====== Recorded data

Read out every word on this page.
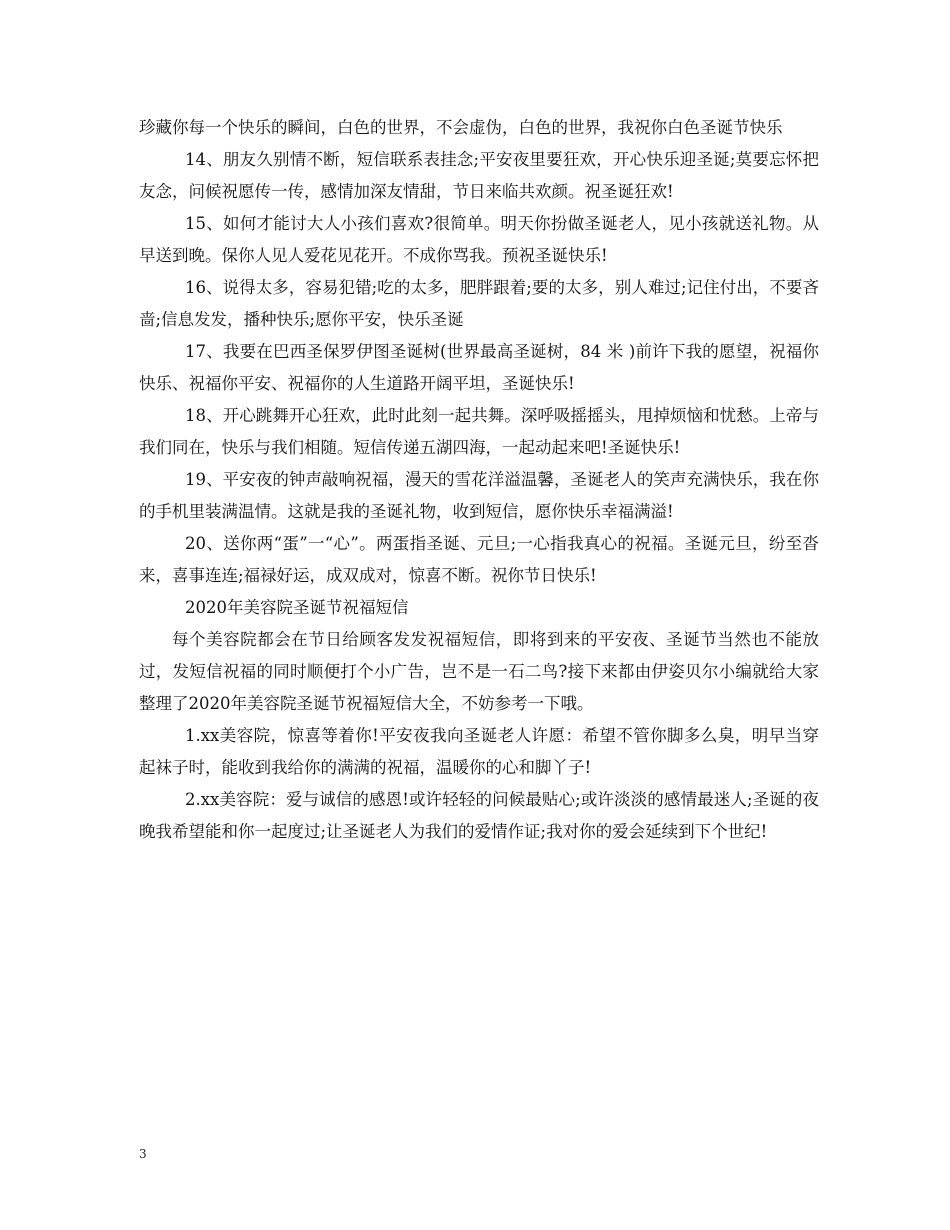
珍藏你每一个快乐的瞬间，白色的世界，不会虚伪，白色的世界，我祝你白色圣诞节快乐

14、朋友久别情不断，短信联系表挂念;平安夜里要狂欢，开心快乐迎圣诞;莫要忘怀把友念，问候祝愿传一传，感情加深友情甜，节日来临共欢颜。祝圣诞狂欢!

15、如何才能讨大人小孩们喜欢?很简单。明天你扮做圣诞老人，见小孩就送礼物。从早送到晚。保你人见人爱花见花开。不成你骂我。预祝圣诞快乐!

16、说得太多，容易犯错;吃的太多，肥胖跟着;要的太多，别人难过;记住付出，不要吝啬;信息发发，播种快乐;愿你平安，快乐圣诞

17、我要在巴西圣保罗伊图圣诞树(世界最高圣诞树，84 米 )前许下我的愿望，祝福你快乐、祝福你平安、祝福你的人生道路开阔平坦，圣诞快乐!

18、开心跳舞开心狂欢，此时此刻一起共舞。深呼吸摇摇头，甩掉烦恼和忧愁。上帝与我们同在，快乐与我们相随。短信传递五湖四海，一起动起来吧!圣诞快乐!

19、平安夜的钟声敲响祝福，漫天的雪花洋溢温馨，圣诞老人的笑声充满快乐，我在你的手机里装满温情。这就是我的圣诞礼物，收到短信，愿你快乐幸福满溢!

20、送你两“蛋”一“心”。两蛋指圣诞、元旦;一心指我真心的祝福。圣诞元旦，纷至沓来，喜事连连;福禄好运，成双成对，惊喜不断。祝你节日快乐!

2020年美容院圣诞节祝福短信

每个美容院都会在节日给顾客发发祝福短信，即将到来的平安夜、圣诞节当然也不能放过，发短信祝福的同时顺便打个小广告，岂不是一石二鸟?接下来都由伊姿贝尔小编就给大家整理了2020年美容院圣诞节祝福短信大全，不妨参考一下哦。

1.xx美容院，惊喜等着你!平安夜我向圣诞老人许愿：希望不管你脚多么臭，明早当穿起袜子时，能收到我给你的满满的祝福，温暖你的心和脚丫子!

2.xx美容院：爱与诚信的感恩!或许轻轻的问候最贴心;或许淡淡的感情最迷人;圣诞的夜晚我希望能和你一起度过;让圣诞老人为我们的爱情作证;我对你的爱会延续到下个世纪!

3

============

● **Exercise instructions**
Transcribe all entries above exactly. Drop the pictures.

● **Task answer**
Read out every word on this page.
珍藏你每一个快乐的瞬间，白色的世界，不会虚伪，白色的世界，我祝你白色圣诞节快乐

14、朋友久别情不断，短信联系表挂念;平安夜里要狂欢，开心快乐迎圣诞;莫要忘怀把友念，问候祝愿传一传，感情加深友情甜，节日来临共欢颜。祝圣诞狂欢!

15、如何才能讨大人小孩们喜欢?很简单。明天你扮做圣诞老人，见小孩就送礼物。从早送到晚。保你人见人爱花见花开。不成你骂我。预祝圣诞快乐!

16、说得太多，容易犯错;吃的太多，肥胖跟着;要的太多，别人难过;记住付出，不要吝啬;信息发发，播种快乐;愿你平安，快乐圣诞

17、我要在巴西圣保罗伊图圣诞树(世界最高圣诞树，84 米 )前许下我的愿望，祝福你快乐、祝福你平安、祝福你的人生道路开阔平坦，圣诞快乐!

18、开心跳舞开心狂欢，此时此刻一起共舞。深呼吸摇摇头，甩掉烦恼和忧愁。上帝与我们同在，快乐与我们相随。短信传递五湖四海，一起动起来吧!圣诞快乐!

19、平安夜的钟声敲响祝福，漫天的雪花洋溢温馨，圣诞老人的笑声充满快乐，我在你的手机里装满温情。这就是我的圣诞礼物，收到短信，愿你快乐幸福满溢!

20、送你两“蛋”一“心”。两蛋指圣诞、元旦;一心指我真心的祝福。圣诞元旦，纷至沓来，喜事连连;福禄好运，成双成对，惊喜不断。祝你节日快乐!

2020年美容院圣诞节祝福短信

每个美容院都会在节日给顾客发发祝福短信，即将到来的平安夜、圣诞节当然也不能放过，发短信祝福的同时顺便打个小广告，岂不是一石二鸟?接下来都由伊姿贝尔小编就给大家整理了2020年美容院圣诞节祝福短信大全，不妨参考一下哦。

1.xx美容院，惊喜等着你!平安夜我向圣诞老人许愿：希望不管你脚多么臭，明早当穿起袜子时，能收到我给你的满满的祝福，温暖你的心和脚丫子!

2.xx美容院：爱与诚信的感恩!或许轻轻的问候最贴心;或许淡淡的感情最迷人;圣诞的夜晚我希望能和你一起度过;让圣诞老人为我们的爱情作证;我对你的爱会延续到下个世纪!

3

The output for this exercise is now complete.